» DATA RECORDS:
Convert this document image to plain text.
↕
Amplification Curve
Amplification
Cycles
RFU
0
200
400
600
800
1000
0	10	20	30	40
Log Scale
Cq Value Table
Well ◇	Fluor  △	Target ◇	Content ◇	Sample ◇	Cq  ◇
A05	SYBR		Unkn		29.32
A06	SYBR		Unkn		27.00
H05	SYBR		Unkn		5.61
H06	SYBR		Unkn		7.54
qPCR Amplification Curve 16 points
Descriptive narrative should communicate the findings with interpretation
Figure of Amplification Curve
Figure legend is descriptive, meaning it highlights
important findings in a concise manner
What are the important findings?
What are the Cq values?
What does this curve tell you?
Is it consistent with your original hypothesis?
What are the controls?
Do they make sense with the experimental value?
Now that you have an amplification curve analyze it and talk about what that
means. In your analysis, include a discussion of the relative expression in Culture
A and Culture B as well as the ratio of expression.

» TO BE DONE: Extract the entries above verbatim.

» OUTPUT FOR THIS EXERCISE:
Convert this document image to plain text.
↕
Amplification Curve
Amplification
Cycles
RFU
0
200
400
600
800
1000
0	10	20	30	40
Log Scale
Cq Value Table
Well ◇	Fluor  △	Target ◇	Content ◇	Sample ◇	Cq  ◇
A05	SYBR		Unkn		29.32
A06	SYBR		Unkn		27.00
H05	SYBR		Unkn		5.61
H06	SYBR		Unkn		7.54
qPCR Amplification Curve 16 points
Descriptive narrative should communicate the findings with interpretation
Figure of Amplification Curve
Figure legend is descriptive, meaning it highlights
important findings in a concise manner
What are the important findings?
What are the Cq values?
What does this curve tell you?
Is it consistent with your original hypothesis?
What are the controls?
Do they make sense with the experimental value?
Now that you have an amplification curve analyze it and talk about what that
means. In your analysis, include a discussion of the relative expression in Culture
A and Culture B as well as the ratio of expression.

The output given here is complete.